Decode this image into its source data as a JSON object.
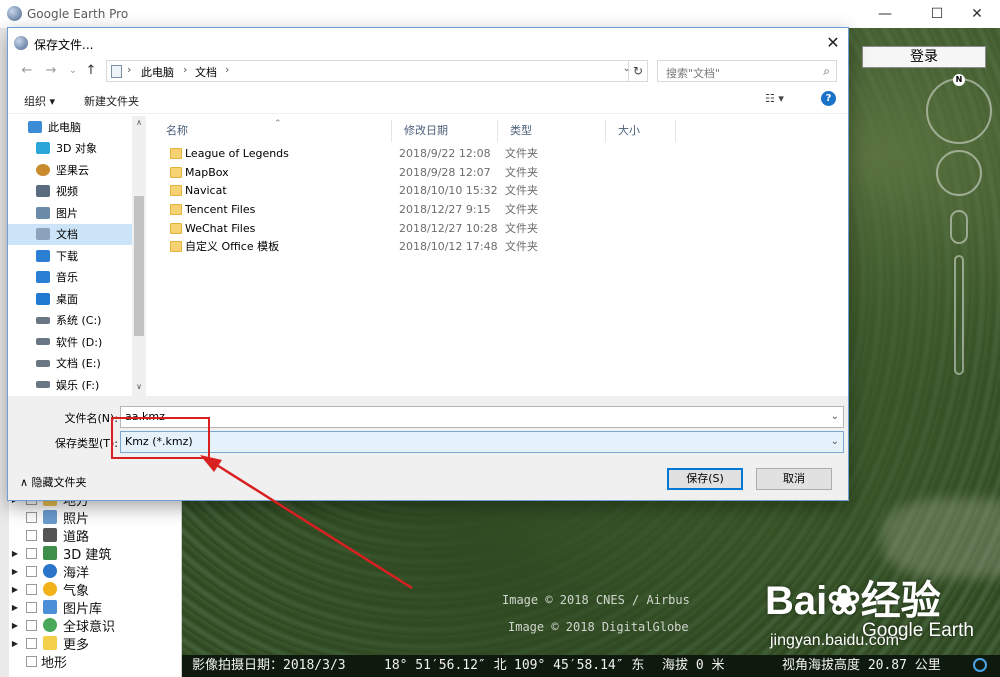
{
  "app": {
    "title": "Google Earth Pro",
    "window_controls": {
      "minimize": "—",
      "maximize": "☐",
      "close": "✕"
    },
    "login_button": "登录",
    "compass_letter": "N"
  },
  "layers": [
    {
      "label": "地方",
      "icon": "places-icon"
    },
    {
      "label": "照片",
      "icon": "photos-icon"
    },
    {
      "label": "道路",
      "icon": "roads-icon"
    },
    {
      "label": "3D 建筑",
      "icon": "3d-buildings-icon"
    },
    {
      "label": "海洋",
      "icon": "ocean-icon"
    },
    {
      "label": "气象",
      "icon": "weather-icon"
    },
    {
      "label": "图片库",
      "icon": "gallery-icon"
    },
    {
      "label": "全球意识",
      "icon": "global-awareness-icon"
    },
    {
      "label": "更多",
      "icon": "more-icon"
    },
    {
      "label": "地形",
      "icon": "terrain-icon"
    }
  ],
  "map": {
    "credit_1": "Image © 2018 CNES / Airbus",
    "credit_2": "Image © 2018 DigitalGlobe",
    "watermark_sub": "jingyan.baidu.com",
    "google_earth_mark": "Google Earth"
  },
  "status_bar": {
    "capture_date": "影像拍摄日期：2018/3/3",
    "lat": "18° 51′56.12″ 北",
    "lon": "109° 45′58.14″ 东",
    "elevation": "海拔      0 米",
    "eye_alt": "视角海拔高度  20.87 公里"
  },
  "dialog": {
    "title": "保存文件...",
    "close": "✕",
    "nav": {
      "back": "←",
      "forward": "→",
      "recent": "⌄",
      "up": "↑"
    },
    "breadcrumb": [
      "此电脑",
      "文档"
    ],
    "refresh": "↻",
    "search_placeholder": "搜索\"文档\"",
    "toolbar": {
      "organize": "组织 ▾",
      "new_folder": "新建文件夹",
      "view": "☷ ▾",
      "help": "?"
    },
    "tree": [
      {
        "label": "此电脑",
        "color": "#3b8bd6",
        "indent": 0
      },
      {
        "label": "3D 对象",
        "color": "#2aa7d8",
        "indent": 1
      },
      {
        "label": "坚果云",
        "color": "#c98b2e",
        "indent": 1
      },
      {
        "label": "视频",
        "color": "#5a6d80",
        "indent": 1
      },
      {
        "label": "图片",
        "color": "#6b8aa8",
        "indent": 1
      },
      {
        "label": "文档",
        "color": "#8aa2bb",
        "indent": 1,
        "selected": true
      },
      {
        "label": "下载",
        "color": "#2a7fd4",
        "indent": 1
      },
      {
        "label": "音乐",
        "color": "#2a7fd4",
        "indent": 1
      },
      {
        "label": "桌面",
        "color": "#1f79d0",
        "indent": 1
      },
      {
        "label": "系统 (C:)",
        "color": "#6a7684",
        "indent": 1
      },
      {
        "label": "软件 (D:)",
        "color": "#6a7684",
        "indent": 1
      },
      {
        "label": "文档 (E:)",
        "color": "#6a7684",
        "indent": 1
      },
      {
        "label": "娱乐 (F:)",
        "color": "#6a7684",
        "indent": 1
      }
    ],
    "columns": {
      "name": "名称",
      "modified": "修改日期",
      "type": "类型",
      "size": "大小"
    },
    "files": [
      {
        "name": "League of Legends",
        "modified": "2018/9/22 12:08",
        "type": "文件夹"
      },
      {
        "name": "MapBox",
        "modified": "2018/9/28 12:07",
        "type": "文件夹"
      },
      {
        "name": "Navicat",
        "modified": "2018/10/10 15:32",
        "type": "文件夹"
      },
      {
        "name": "Tencent Files",
        "modified": "2018/12/27 9:15",
        "type": "文件夹"
      },
      {
        "name": "WeChat Files",
        "modified": "2018/12/27 10:28",
        "type": "文件夹"
      },
      {
        "name": "自定义 Office 模板",
        "modified": "2018/10/12 17:48",
        "type": "文件夹"
      }
    ],
    "filename_label": "文件名(N):",
    "filename_value": "aa.kmz",
    "filetype_label": "保存类型(T):",
    "filetype_value": "Kmz (*.kmz)",
    "hide_folders": "∧  隐藏文件夹",
    "save_button": "保存(S)",
    "cancel_button": "取消"
  },
  "colors": {
    "accent": "#0078d7",
    "annotation_red": "#d92020",
    "selected_row": "#cce4f7"
  }
}
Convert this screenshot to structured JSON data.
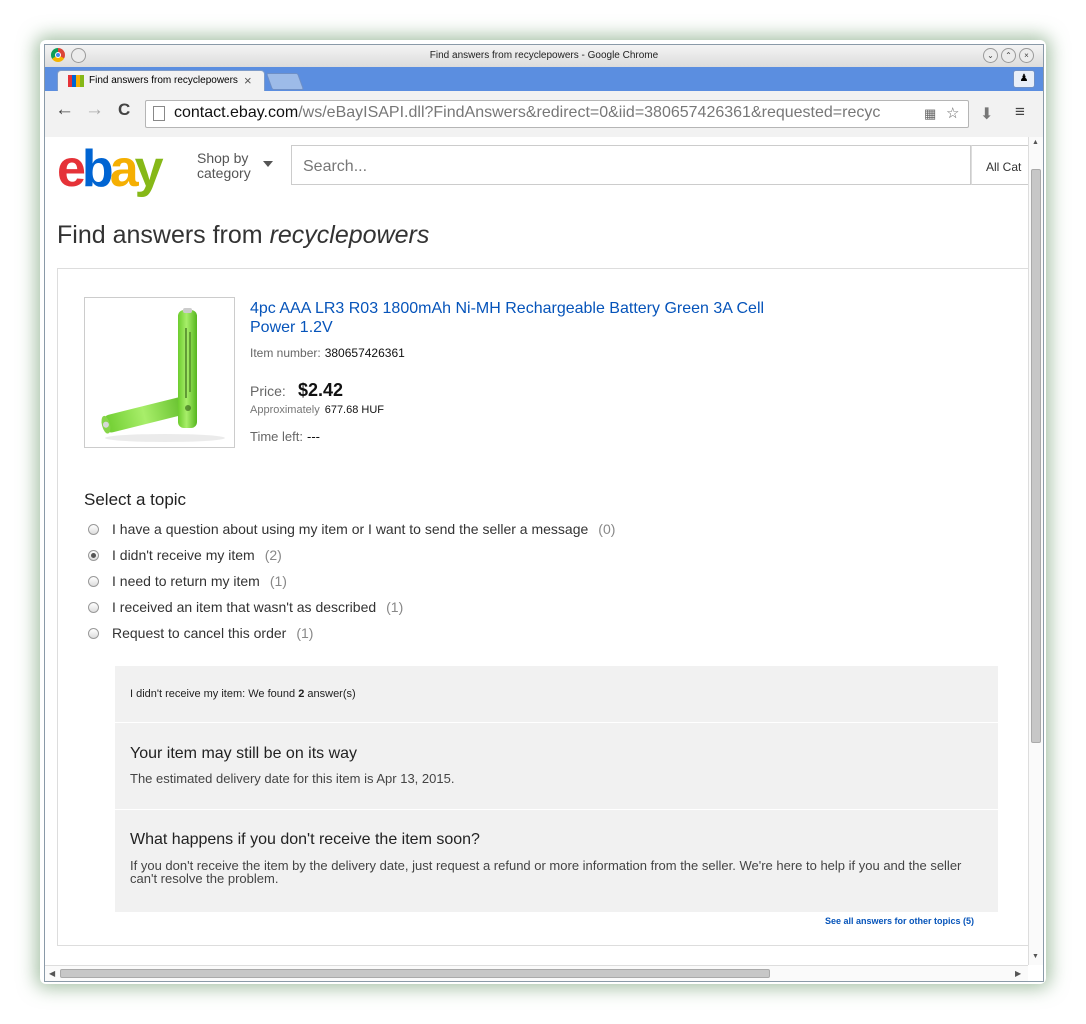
{
  "window": {
    "title": "Find answers from recyclepowers - Google Chrome",
    "buttons": {
      "minimize": "⌄",
      "maximize": "⌃",
      "close": "×"
    }
  },
  "tab": {
    "title": "Find answers from recyclepowers",
    "close": "×"
  },
  "toolbar": {
    "back": "←",
    "forward": "→",
    "reload": "C",
    "url_host": "contact.ebay.com",
    "url_path": "/ws/eBayISAPI.dll?FindAnswers&redirect=0&iid=380657426361&requested=recyc",
    "translate_icon": "▦",
    "star_icon": "☆",
    "download_icon": "⬇",
    "menu_icon": "≡"
  },
  "header": {
    "logo": {
      "e": "e",
      "b": "b",
      "a": "a",
      "y": "y"
    },
    "shop_by_line1": "Shop by",
    "shop_by_line2": "category",
    "search_placeholder": "Search...",
    "all_categories": "All Cat"
  },
  "page": {
    "title_prefix": "Find answers from ",
    "seller": "recyclepowers"
  },
  "item": {
    "title": "4pc AAA LR3 R03 1800mAh Ni-MH Rechargeable Battery Green 3A Cell Power 1.2V",
    "number_label": "Item number:",
    "number": "380657426361",
    "price_label": "Price:",
    "price": "$2.42",
    "approx_label": "Approximately",
    "approx_value": "677.68 HUF",
    "time_left_label": "Time left:",
    "time_left": "---"
  },
  "topics": {
    "heading": "Select a topic",
    "items": [
      {
        "label": "I have a question about using my item or I want to send the seller a message",
        "count": "(0)",
        "selected": false
      },
      {
        "label": "I didn't receive my item",
        "count": "(2)",
        "selected": true
      },
      {
        "label": "I need to return my item",
        "count": "(1)",
        "selected": false
      },
      {
        "label": "I received an item that wasn't as described",
        "count": "(1)",
        "selected": false
      },
      {
        "label": "Request to cancel this order",
        "count": "(1)",
        "selected": false
      }
    ]
  },
  "answers": {
    "header_prefix": "I didn't receive my item: We found ",
    "header_count": "2",
    "header_suffix": " answer(s)",
    "items": [
      {
        "title": "Your item may still be on its way",
        "text": "The estimated delivery date for this item is Apr 13, 2015."
      },
      {
        "title": "What happens if you don't receive the item soon?",
        "text": "If you don't receive the item by the delivery date, just request a refund or more information from the seller. We're here to help if you and the seller can't resolve the problem."
      }
    ],
    "see_all": "See all answers for other topics (5)"
  },
  "colors": {
    "link": "#0654ba",
    "tabstrip": "#5b8ee0"
  }
}
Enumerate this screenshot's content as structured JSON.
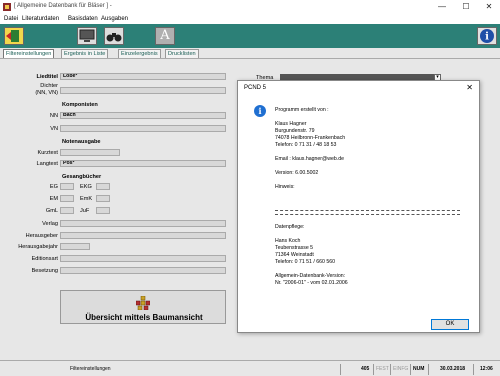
{
  "window": {
    "title": "[ Allgemeine Datenbank für Bläser ] -",
    "minimize": "—",
    "maximize": "☐",
    "close": "✕"
  },
  "menu": [
    "Datei",
    "Literaturdaten",
    "Basisdaten",
    "Ausgaben"
  ],
  "toolbar": {
    "icons": [
      "exit-icon",
      "monitor-icon",
      "binoculars-icon",
      "font-icon",
      "info-icon"
    ],
    "font_glyph": "A",
    "info_glyph": "i",
    "accent": "#2c8077"
  },
  "tabs": [
    "Filtereinstellungen",
    "Ergebnis in Liste",
    "Einzelergebnis",
    "Drucklisten"
  ],
  "form": {
    "liedtitel_label": "Liedtitel",
    "liedtitel_value": "Lobe*",
    "dichter_label": "Dichter\n(NN, VN)",
    "komponisten_heading": "Komponisten",
    "nn_label": "NN",
    "nn_value": "Bach",
    "vn_label": "VN",
    "notenausgabe_heading": "Notenausgabe",
    "kuerzel_label": "Kurztext",
    "langtext_label": "Langtext",
    "langtext_value": "Pos*",
    "gesangbuecher_heading": "Gesangbücher",
    "eg_label": "EG",
    "ekg_label": "EKG",
    "em_label": "EM",
    "emk_label": "EmK",
    "gml_label": "GmL",
    "juf_label": "JuF",
    "verlag_label": "Verlag",
    "herausgeber_label": "Herausgeber",
    "herausgabejahr_label": "Herausgabejahr",
    "editionsart_label": "Editionsart",
    "besetzung_label": "Besetzung",
    "thema_label": "Thema",
    "baum_button": "Übersicht mittels Baumansicht"
  },
  "dialog": {
    "title": "PCND 5",
    "close": "✕",
    "lines": [
      "Programm erstellt von :",
      "",
      "Klaus Hagner",
      "Burgundenstr. 79",
      "74078 Heilbronn-Frankenbach",
      "Telefon: 0 71 31 / 48 18 53",
      "",
      "Email : klaus.hagner@web.de",
      "",
      "Version: 6.00.5002",
      "",
      "Hinweis:"
    ],
    "lines2": [
      "Datenpflege:",
      "",
      "Hans Koch",
      "Teubenstrasse 5",
      "71364 Weinstadt",
      "Telefon: 0 71 51 / 660 560",
      "",
      "Allgemein-Datenbank-Version:",
      "Nr. \"2006-01\" - vom 02.01.2006"
    ],
    "ok": "OK"
  },
  "status": {
    "left": "Filtereinstellungen",
    "count": "405",
    "fest": "FEST",
    "einfg": "EINFG",
    "num": "NUM",
    "date": "30.03.2018",
    "time": "12:06"
  }
}
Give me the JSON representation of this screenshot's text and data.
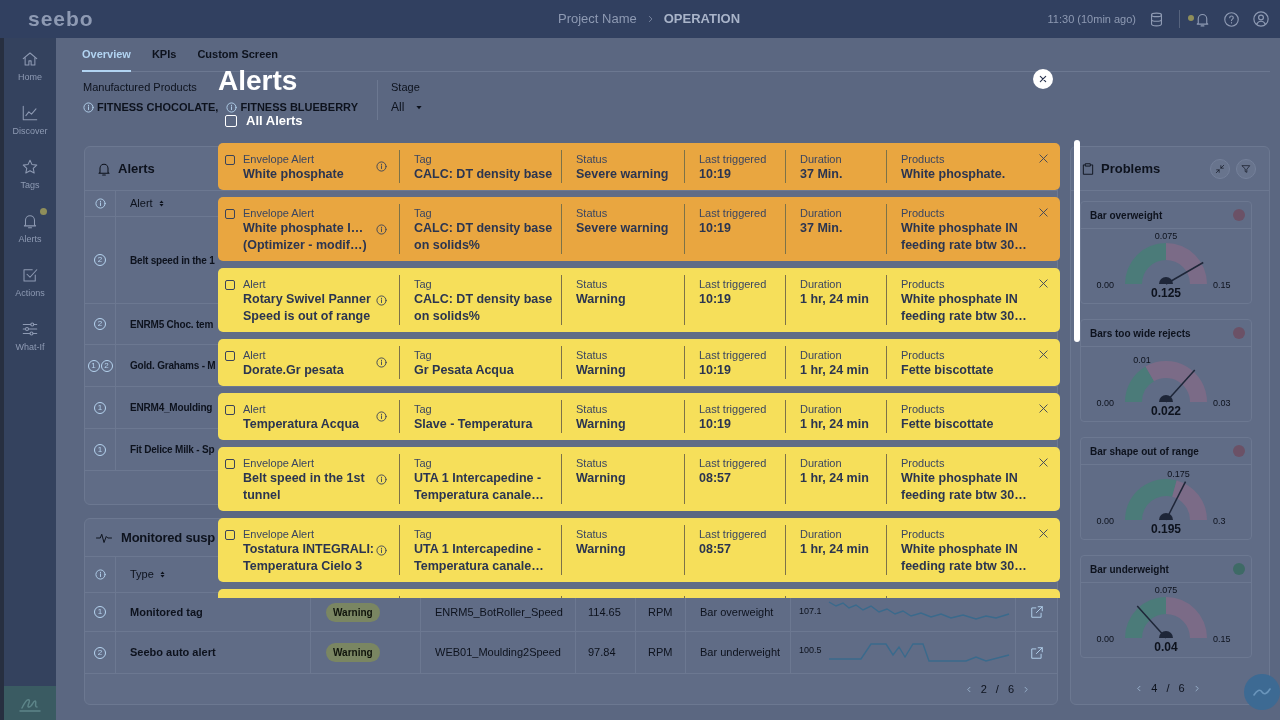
+---+
- [TASK OBJECTIVE] Filter out all lines lacking the word "this" and copy the rest.

- [TASK RESULT]
Decode this image into its source data as a JSON object.
Convert this screenshot to structured JSON data.
        "label": "Request to cancel this order",
        "text": "The estimated delivery date for this item is Apr 13, 2015."
Enumerate this screenshot's content as structured JSON.
Give me the JSON representation of this screenshot's text and data.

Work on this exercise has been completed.